* OBJECTIVE: Return each line of the records holding the string "title".
····················
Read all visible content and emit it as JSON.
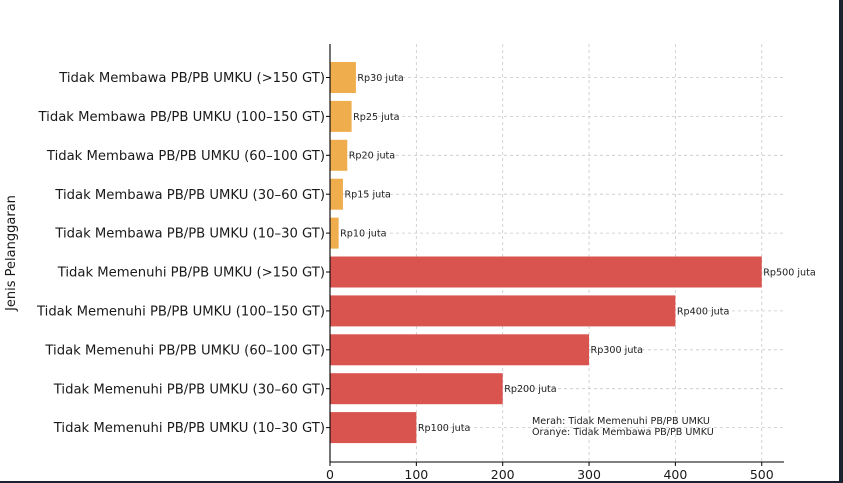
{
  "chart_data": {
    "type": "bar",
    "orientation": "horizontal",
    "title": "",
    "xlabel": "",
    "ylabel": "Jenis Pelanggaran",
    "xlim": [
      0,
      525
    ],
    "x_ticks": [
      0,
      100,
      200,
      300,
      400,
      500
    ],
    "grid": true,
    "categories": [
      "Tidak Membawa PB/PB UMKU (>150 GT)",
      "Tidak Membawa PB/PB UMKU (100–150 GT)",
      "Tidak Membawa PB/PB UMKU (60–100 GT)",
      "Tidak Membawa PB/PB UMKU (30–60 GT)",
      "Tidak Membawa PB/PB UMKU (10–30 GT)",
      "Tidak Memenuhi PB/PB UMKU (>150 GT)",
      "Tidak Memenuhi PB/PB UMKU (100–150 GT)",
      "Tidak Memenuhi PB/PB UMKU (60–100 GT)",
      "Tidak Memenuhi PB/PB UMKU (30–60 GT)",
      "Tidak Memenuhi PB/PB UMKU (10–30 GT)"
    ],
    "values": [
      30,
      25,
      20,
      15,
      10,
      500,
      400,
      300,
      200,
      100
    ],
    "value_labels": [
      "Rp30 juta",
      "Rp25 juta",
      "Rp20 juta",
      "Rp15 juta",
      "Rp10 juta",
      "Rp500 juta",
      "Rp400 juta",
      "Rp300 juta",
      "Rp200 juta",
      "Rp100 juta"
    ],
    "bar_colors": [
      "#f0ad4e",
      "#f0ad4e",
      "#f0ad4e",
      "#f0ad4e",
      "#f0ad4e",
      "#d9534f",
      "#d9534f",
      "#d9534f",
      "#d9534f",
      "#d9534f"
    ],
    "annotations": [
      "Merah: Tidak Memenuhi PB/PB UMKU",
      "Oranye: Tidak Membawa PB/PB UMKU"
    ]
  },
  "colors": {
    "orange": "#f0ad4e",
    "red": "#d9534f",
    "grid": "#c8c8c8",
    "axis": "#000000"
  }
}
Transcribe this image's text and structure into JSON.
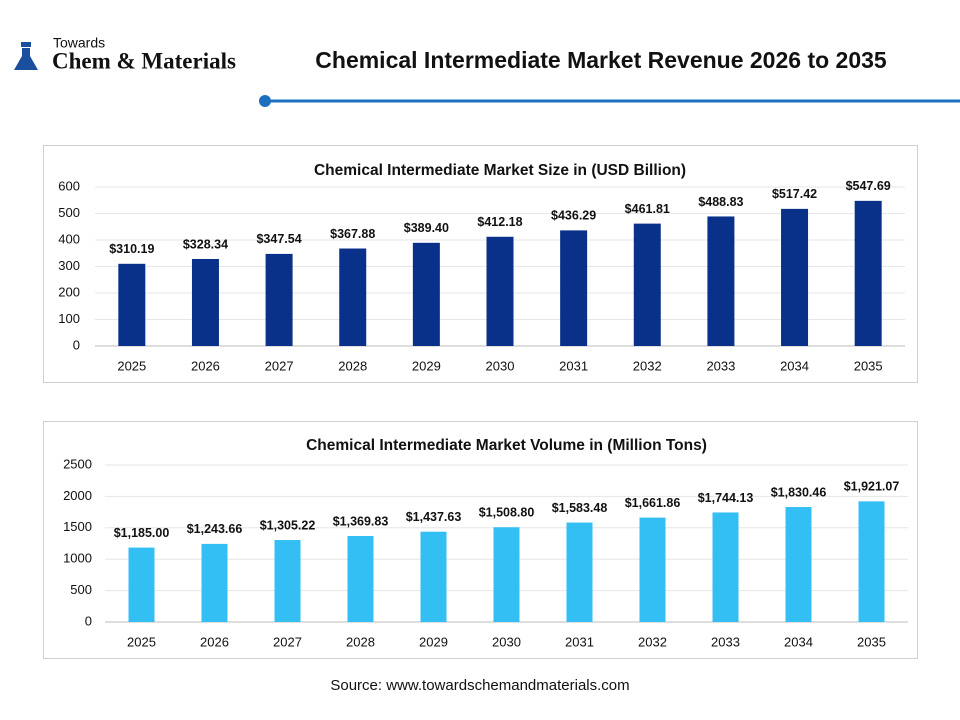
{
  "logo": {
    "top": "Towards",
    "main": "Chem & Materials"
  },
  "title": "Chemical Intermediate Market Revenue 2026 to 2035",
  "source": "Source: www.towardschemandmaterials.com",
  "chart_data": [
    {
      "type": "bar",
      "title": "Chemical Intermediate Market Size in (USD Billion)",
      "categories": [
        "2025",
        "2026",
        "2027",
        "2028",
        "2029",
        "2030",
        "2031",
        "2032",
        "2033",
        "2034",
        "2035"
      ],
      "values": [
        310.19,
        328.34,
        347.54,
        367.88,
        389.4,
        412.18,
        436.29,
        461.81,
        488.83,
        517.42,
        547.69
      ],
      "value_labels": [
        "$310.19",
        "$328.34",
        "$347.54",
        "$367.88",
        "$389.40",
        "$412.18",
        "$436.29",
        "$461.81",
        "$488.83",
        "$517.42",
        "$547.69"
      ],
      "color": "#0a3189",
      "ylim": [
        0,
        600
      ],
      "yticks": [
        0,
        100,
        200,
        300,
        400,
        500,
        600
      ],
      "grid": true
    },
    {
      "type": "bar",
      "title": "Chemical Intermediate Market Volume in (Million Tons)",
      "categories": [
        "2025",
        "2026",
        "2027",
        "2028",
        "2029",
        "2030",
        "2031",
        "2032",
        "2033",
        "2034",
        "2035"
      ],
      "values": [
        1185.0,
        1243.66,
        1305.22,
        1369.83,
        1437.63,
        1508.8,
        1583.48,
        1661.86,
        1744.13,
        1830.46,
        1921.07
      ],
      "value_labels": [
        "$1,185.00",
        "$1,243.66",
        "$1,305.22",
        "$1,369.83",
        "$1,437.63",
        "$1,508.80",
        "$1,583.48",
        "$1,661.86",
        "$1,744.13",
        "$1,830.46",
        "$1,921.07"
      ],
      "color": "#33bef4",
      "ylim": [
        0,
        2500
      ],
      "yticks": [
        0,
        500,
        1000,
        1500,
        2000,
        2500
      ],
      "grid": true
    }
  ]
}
····················
* RESULT FOR THIS TASK:
    "title": "",
  "title": "Chemical Intermediate Market Revenue 2026 to 2035",
      "title": "Chemical Intermediate Market Size in (USD Billion)",
      "title": "Chemical Intermediate Market Volume in (Million Tons)",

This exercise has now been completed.